What is expected: Below is some material. Copy out, unchanged, the lines between the one holding "day-number: 18 xyxy=(119,370,221,385)" and the one holding "calendar-cell: 26 Sunrise: 7:19", inclusive.

* BEGIN *

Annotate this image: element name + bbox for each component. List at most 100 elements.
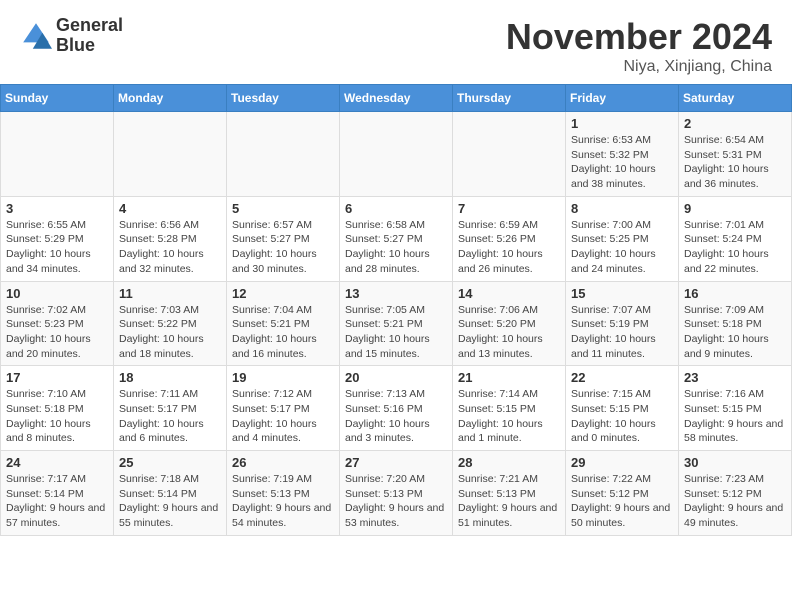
day-number: 18 xyxy=(119,370,221,385)
calendar-cell xyxy=(227,112,340,197)
day-info: Sunrise: 7:04 AMSunset: 5:21 PMDaylight:… xyxy=(232,303,334,362)
day-header-sunday: Sunday xyxy=(1,85,114,112)
calendar-cell: 7 Sunrise: 6:59 AMSunset: 5:26 PMDaylight… xyxy=(453,196,566,281)
calendar-cell xyxy=(1,112,114,197)
calendar-cell xyxy=(114,112,227,197)
day-number: 29 xyxy=(571,455,673,470)
calendar-cell: 26 Sunrise: 7:19 AMSunset: 5:13 PMDayligh… xyxy=(227,451,340,536)
day-info: Sunrise: 6:56 AMSunset: 5:28 PMDaylight:… xyxy=(119,218,221,277)
page-header: General Blue November 2024 Niya, Xinjian… xyxy=(0,0,792,84)
calendar-cell: 6Sunrise: 6:58 AMSunset: 5:27 PMDaylight… xyxy=(340,196,453,281)
day-info: Sunrise: 7:07 AMSunset: 5:19 PMDaylight:… xyxy=(571,303,673,362)
day-header-wednesday: Wednesday xyxy=(340,85,453,112)
day-info: Sunrise: 6:58 AMSunset: 5:27 PMDaylight:… xyxy=(345,218,447,277)
day-number: 21 xyxy=(458,370,560,385)
day-info: Sunrise: 7:14 AMSunset: 5:15 PMDaylight:… xyxy=(458,387,560,446)
day-number: 17 xyxy=(6,370,108,385)
day-number: 22 xyxy=(571,370,673,385)
day-number: 3 xyxy=(6,201,108,216)
day-info: Sunrise: 6:53 AMSunset: 5:32 PMDaylight:… xyxy=(571,133,673,192)
calendar-cell: 27 Sunrise: 7:20 AMSunset: 5:13 PMDayligh… xyxy=(340,451,453,536)
day-info: Sunrise: 7:00 AMSunset: 5:25 PMDaylight:… xyxy=(571,218,673,277)
calendar-cell xyxy=(340,112,453,197)
day-header-monday: Monday xyxy=(114,85,227,112)
day-info: Sunrise: 7:21 AMSunset: 5:13 PMDaylight:… xyxy=(458,472,560,531)
calendar-cell: 18Sunrise: 7:11 AMSunset: 5:17 PMDayligh… xyxy=(114,366,227,451)
calendar-cell: 16Sunrise: 7:09 AMSunset: 5:18 PMDayligh… xyxy=(679,281,792,366)
day-number: 8 xyxy=(571,201,673,216)
logo: General Blue xyxy=(20,16,123,56)
calendar-cell: 21 Sunrise: 7:14 AMSunset: 5:15 PMDayligh… xyxy=(453,366,566,451)
day-header-tuesday: Tuesday xyxy=(227,85,340,112)
day-number: 13 xyxy=(345,286,447,301)
calendar-cell: 4 Sunrise: 6:56 AMSunset: 5:28 PMDaylight… xyxy=(114,196,227,281)
day-info: Sunrise: 7:02 AMSunset: 5:23 PMDaylight:… xyxy=(6,303,108,362)
month-title: November 2024 xyxy=(506,16,772,58)
day-number: 7 xyxy=(458,201,560,216)
day-info: Sunrise: 7:06 AMSunset: 5:20 PMDaylight:… xyxy=(458,303,560,362)
day-number: 24 xyxy=(6,455,108,470)
calendar-cell: 23Sunrise: 7:16 AMSunset: 5:15 PMDayligh… xyxy=(679,366,792,451)
day-info: Sunrise: 7:05 AMSunset: 5:21 PMDaylight:… xyxy=(345,303,447,362)
calendar-cell: 2Sunrise: 6:54 AMSunset: 5:31 PMDaylight… xyxy=(679,112,792,197)
day-info: Sunrise: 6:59 AMSunset: 5:26 PMDaylight:… xyxy=(458,218,560,277)
day-header-thursday: Thursday xyxy=(453,85,566,112)
calendar-table: SundayMondayTuesdayWednesdayThursdayFrid… xyxy=(0,84,792,536)
calendar-cell: 5 Sunrise: 6:57 AMSunset: 5:27 PMDaylight… xyxy=(227,196,340,281)
day-info: Sunrise: 7:22 AMSunset: 5:12 PMDaylight:… xyxy=(571,472,673,531)
logo-text: General Blue xyxy=(56,16,123,56)
day-info: Sunrise: 7:13 AMSunset: 5:16 PMDaylight:… xyxy=(345,387,447,446)
calendar-cell: 3 Sunrise: 6:55 AMSunset: 5:29 PMDaylight… xyxy=(1,196,114,281)
day-info: Sunrise: 7:12 AMSunset: 5:17 PMDaylight:… xyxy=(232,387,334,446)
calendar-cell: 29 Sunrise: 7:22 AMSunset: 5:12 PMDayligh… xyxy=(566,451,679,536)
day-info: Sunrise: 7:18 AMSunset: 5:14 PMDaylight:… xyxy=(119,472,221,531)
day-number: 20 xyxy=(345,370,447,385)
calendar-cell: 1Sunrise: 6:53 AMSunset: 5:32 PMDaylight… xyxy=(566,112,679,197)
calendar-cell: 9 Sunrise: 7:01 AMSunset: 5:24 PMDaylight… xyxy=(679,196,792,281)
day-number: 19 xyxy=(232,370,334,385)
calendar-header-row: SundayMondayTuesdayWednesdayThursdayFrid… xyxy=(1,85,792,112)
calendar-cell: 13 Sunrise: 7:05 AMSunset: 5:21 PMDayligh… xyxy=(340,281,453,366)
day-info: Sunrise: 7:20 AMSunset: 5:13 PMDaylight:… xyxy=(345,472,447,531)
day-number: 4 xyxy=(119,201,221,216)
day-number: 10 xyxy=(6,286,108,301)
day-info: Sunrise: 7:15 AMSunset: 5:15 PMDaylight:… xyxy=(571,387,673,446)
day-info: Sunrise: 6:55 AMSunset: 5:29 PMDaylight:… xyxy=(6,218,108,277)
calendar-cell: 30 Sunrise: 7:23 AMSunset: 5:12 PMDayligh… xyxy=(679,451,792,536)
calendar-cell: 14 Sunrise: 7:06 AMSunset: 5:20 PMDayligh… xyxy=(453,281,566,366)
calendar-week-row: 1Sunrise: 6:53 AMSunset: 5:32 PMDaylight… xyxy=(1,112,792,197)
day-number: 5 xyxy=(232,201,334,216)
title-block: November 2024 Niya, Xinjiang, China xyxy=(506,16,772,76)
day-number: 12 xyxy=(232,286,334,301)
day-info: Sunrise: 7:10 AMSunset: 5:18 PMDaylight:… xyxy=(6,387,108,446)
calendar-week-row: 10 Sunrise: 7:02 AMSunset: 5:23 PMDayligh… xyxy=(1,281,792,366)
day-info: Sunrise: 7:19 AMSunset: 5:13 PMDaylight:… xyxy=(232,472,334,531)
day-header-saturday: Saturday xyxy=(679,85,792,112)
calendar-week-row: 17 Sunrise: 7:10 AMSunset: 5:18 PMDayligh… xyxy=(1,366,792,451)
day-number: 26 xyxy=(232,455,334,470)
calendar-cell: 20 Sunrise: 7:13 AMSunset: 5:16 PMDayligh… xyxy=(340,366,453,451)
logo-blue: Blue xyxy=(56,36,123,56)
calendar-cell xyxy=(453,112,566,197)
day-info: Sunrise: 7:16 AMSunset: 5:15 PMDaylight:… xyxy=(684,387,786,446)
day-number: 30 xyxy=(684,455,786,470)
day-number: 14 xyxy=(458,286,560,301)
calendar-cell: 11Sunrise: 7:03 AMSunset: 5:22 PMDayligh… xyxy=(114,281,227,366)
day-number: 9 xyxy=(684,201,786,216)
day-number: 25 xyxy=(119,455,221,470)
day-number: 27 xyxy=(345,455,447,470)
calendar-cell: 24 Sunrise: 7:17 AMSunset: 5:14 PMDayligh… xyxy=(1,451,114,536)
calendar-week-row: 24 Sunrise: 7:17 AMSunset: 5:14 PMDayligh… xyxy=(1,451,792,536)
day-info: Sunrise: 7:17 AMSunset: 5:14 PMDaylight:… xyxy=(6,472,108,531)
calendar-cell: 28Sunrise: 7:21 AMSunset: 5:13 PMDayligh… xyxy=(453,451,566,536)
logo-icon xyxy=(20,20,52,52)
day-info: Sunrise: 7:01 AMSunset: 5:24 PMDaylight:… xyxy=(684,218,786,277)
day-info: Sunrise: 6:57 AMSunset: 5:27 PMDaylight:… xyxy=(232,218,334,277)
calendar-cell: 12 Sunrise: 7:04 AMSunset: 5:21 PMDayligh… xyxy=(227,281,340,366)
calendar-cell: 17 Sunrise: 7:10 AMSunset: 5:18 PMDayligh… xyxy=(1,366,114,451)
day-number: 15 xyxy=(571,286,673,301)
day-info: Sunrise: 7:23 AMSunset: 5:12 PMDaylight:… xyxy=(684,472,786,531)
calendar-cell: 22 Sunrise: 7:15 AMSunset: 5:15 PMDayligh… xyxy=(566,366,679,451)
location: Niya, Xinjiang, China xyxy=(506,58,772,76)
calendar-cell: 8 Sunrise: 7:00 AMSunset: 5:25 PMDaylight… xyxy=(566,196,679,281)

* END *

Response for this exercise:
day-number: 18 xyxy=(119,370,221,385)
calendar-cell xyxy=(227,112,340,197)
day-info: Sunrise: 7:04 AMSunset: 5:21 PMDaylight:… xyxy=(232,303,334,362)
day-header-sunday: Sunday xyxy=(1,85,114,112)
calendar-cell: 7 Sunrise: 6:59 AMSunset: 5:26 PMDaylight… xyxy=(453,196,566,281)
calendar-cell xyxy=(1,112,114,197)
calendar-cell xyxy=(114,112,227,197)
day-number: 29 xyxy=(571,455,673,470)
calendar-cell: 26 Sunrise: 7:19 AMSunset: 5:13 PMDayligh… xyxy=(227,451,340,536)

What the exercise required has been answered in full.